╔══

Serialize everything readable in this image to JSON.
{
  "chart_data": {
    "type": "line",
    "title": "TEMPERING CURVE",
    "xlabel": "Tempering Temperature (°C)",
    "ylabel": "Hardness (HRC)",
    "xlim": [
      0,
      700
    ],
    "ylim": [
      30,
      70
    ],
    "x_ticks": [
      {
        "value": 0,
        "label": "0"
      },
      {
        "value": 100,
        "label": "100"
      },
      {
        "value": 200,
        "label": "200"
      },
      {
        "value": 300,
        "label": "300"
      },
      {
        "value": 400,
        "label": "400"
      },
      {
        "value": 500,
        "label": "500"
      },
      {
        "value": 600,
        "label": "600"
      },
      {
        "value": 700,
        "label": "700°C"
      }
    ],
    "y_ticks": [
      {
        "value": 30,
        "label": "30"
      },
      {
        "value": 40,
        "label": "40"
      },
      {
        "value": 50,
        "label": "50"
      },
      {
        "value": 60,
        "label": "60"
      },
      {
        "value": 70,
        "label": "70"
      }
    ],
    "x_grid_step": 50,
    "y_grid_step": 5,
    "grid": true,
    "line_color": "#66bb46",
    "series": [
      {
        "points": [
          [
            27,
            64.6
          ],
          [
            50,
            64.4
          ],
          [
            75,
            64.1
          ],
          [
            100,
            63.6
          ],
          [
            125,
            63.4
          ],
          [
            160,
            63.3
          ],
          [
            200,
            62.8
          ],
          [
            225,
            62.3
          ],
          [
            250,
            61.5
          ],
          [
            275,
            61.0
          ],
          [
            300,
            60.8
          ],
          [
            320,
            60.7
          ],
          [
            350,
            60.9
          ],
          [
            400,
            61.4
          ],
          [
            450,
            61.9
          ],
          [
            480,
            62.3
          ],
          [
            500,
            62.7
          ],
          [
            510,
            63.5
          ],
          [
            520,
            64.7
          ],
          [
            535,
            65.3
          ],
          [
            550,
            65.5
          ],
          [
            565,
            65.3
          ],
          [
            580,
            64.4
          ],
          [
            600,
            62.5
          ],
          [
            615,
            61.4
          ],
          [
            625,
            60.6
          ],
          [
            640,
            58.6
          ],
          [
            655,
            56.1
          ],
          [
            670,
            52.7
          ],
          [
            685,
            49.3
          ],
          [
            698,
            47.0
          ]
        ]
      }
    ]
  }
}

╚══

**Task:**
Your task is to extract all of the records exactly.

**The response:**
Serialize everything readable in this image to JSON.
{
  "chart_data": {
    "type": "line",
    "title": "TEMPERING CURVE",
    "xlabel": "Tempering Temperature (°C)",
    "ylabel": "Hardness (HRC)",
    "xlim": [
      0,
      700
    ],
    "ylim": [
      30,
      70
    ],
    "x_ticks": [
      {
        "value": 0,
        "label": "0"
      },
      {
        "value": 100,
        "label": "100"
      },
      {
        "value": 200,
        "label": "200"
      },
      {
        "value": 300,
        "label": "300"
      },
      {
        "value": 400,
        "label": "400"
      },
      {
        "value": 500,
        "label": "500"
      },
      {
        "value": 600,
        "label": "600"
      },
      {
        "value": 700,
        "label": "700°C"
      }
    ],
    "y_ticks": [
      {
        "value": 30,
        "label": "30"
      },
      {
        "value": 40,
        "label": "40"
      },
      {
        "value": 50,
        "label": "50"
      },
      {
        "value": 60,
        "label": "60"
      },
      {
        "value": 70,
        "label": "70"
      }
    ],
    "x_grid_step": 50,
    "y_grid_step": 5,
    "grid": true,
    "line_color": "#66bb46",
    "series": [
      {
        "points": [
          [
            27,
            64.6
          ],
          [
            50,
            64.4
          ],
          [
            75,
            64.1
          ],
          [
            100,
            63.6
          ],
          [
            125,
            63.4
          ],
          [
            160,
            63.3
          ],
          [
            200,
            62.8
          ],
          [
            225,
            62.3
          ],
          [
            250,
            61.5
          ],
          [
            275,
            61.0
          ],
          [
            300,
            60.8
          ],
          [
            320,
            60.7
          ],
          [
            350,
            60.9
          ],
          [
            400,
            61.4
          ],
          [
            450,
            61.9
          ],
          [
            480,
            62.3
          ],
          [
            500,
            62.7
          ],
          [
            510,
            63.5
          ],
          [
            520,
            64.7
          ],
          [
            535,
            65.3
          ],
          [
            550,
            65.5
          ],
          [
            565,
            65.3
          ],
          [
            580,
            64.4
          ],
          [
            600,
            62.5
          ],
          [
            615,
            61.4
          ],
          [
            625,
            60.6
          ],
          [
            640,
            58.6
          ],
          [
            655,
            56.1
          ],
          [
            670,
            52.7
          ],
          [
            685,
            49.3
          ],
          [
            698,
            47.0
          ]
        ]
      }
    ]
  }
}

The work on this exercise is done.